Text content records for pages:
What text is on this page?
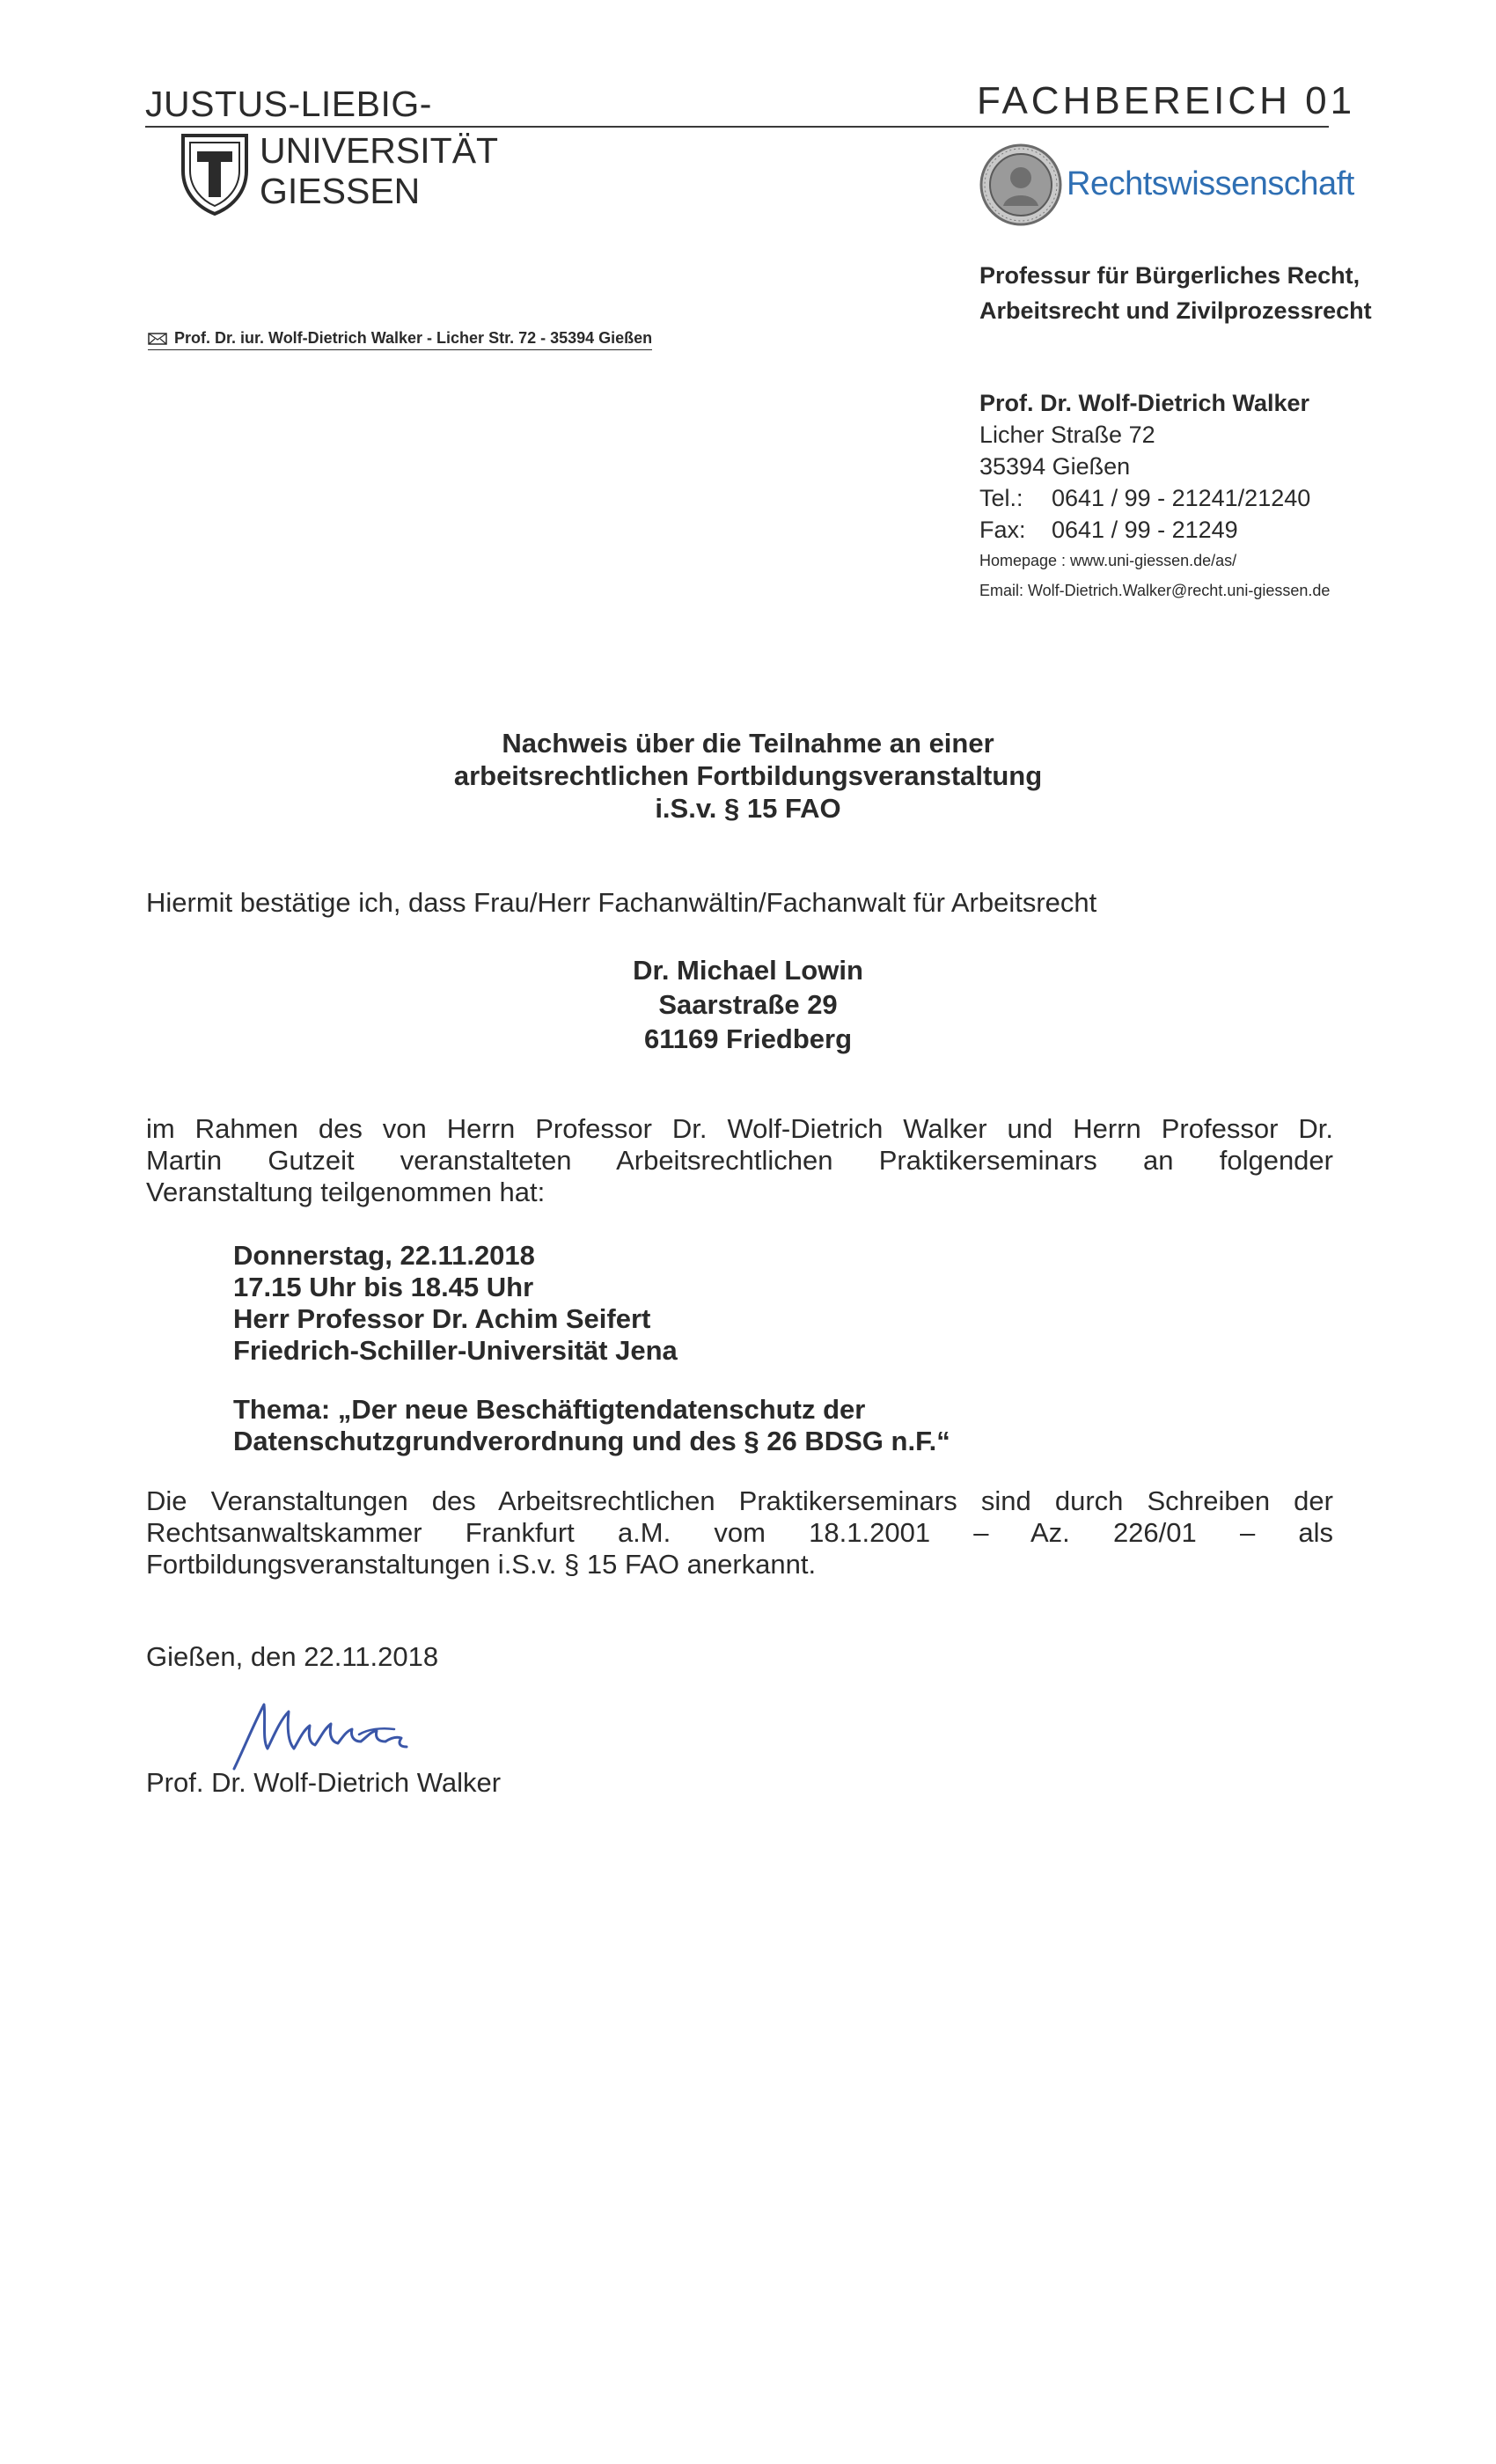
JUSTUS-LIEBIG-
UNIVERSITÄT
GIESSEN
Prof. Dr. iur. Wolf-Dietrich Walker - Licher Str. 72 - 35394 Gießen
FACHBEREICH 01
Rechtswissenschaft
Professur für Bürgerliches Recht,
Arbeitsrecht und Zivilprozessrecht
Prof. Dr. Wolf-Dietrich Walker
Licher Straße 72
35394 Gießen
Tel.: 0641 / 99 - 21241/21240
Fax: 0641 / 99 - 21249
Homepage : www.uni-giessen.de/as/
Email: Wolf-Dietrich.Walker@recht.uni-giessen.de
Nachweis über die Teilnahme an einer
arbeitsrechtlichen Fortbildungsveranstaltung
i.S.v. § 15 FAO
Hiermit bestätige ich, dass Frau/Herr Fachanwältin/Fachanwalt für Arbeitsrecht
Dr. Michael Lowin
Saarstraße 29
61169 Friedberg
im Rahmen des von Herrn Professor Dr. Wolf-Dietrich Walker und Herrn Professor Dr.
Martin Gutzeit veranstalteten Arbeitsrechtlichen Praktikerseminars an folgender
Veranstaltung teilgenommen hat:
Donnerstag, 22.11.2018
17.15 Uhr bis 18.45 Uhr
Herr Professor Dr. Achim Seifert
Friedrich-Schiller-Universität Jena
Thema: „Der neue Beschäftigtendatenschutz der
Datenschutzgrundverordnung und des § 26 BDSG n.F.“
Die Veranstaltungen des Arbeitsrechtlichen Praktikerseminars sind durch Schreiben der
Rechtsanwaltskammer Frankfurt a.M. vom 18.1.2001 – Az. 226/01 – als
Fortbildungsveranstaltungen i.S.v. § 15 FAO anerkannt.
Gießen, den 22.11.2018
Prof. Dr. Wolf-Dietrich Walker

[Problem requirements]: Search the entries for the word "Gießen" and pick out every line that holds it.

[Exercise response]:
Prof. Dr. iur. Wolf-Dietrich Walker - Licher Str. 72 - 35394 Gießen
35394 Gießen
Gießen, den 22.11.2018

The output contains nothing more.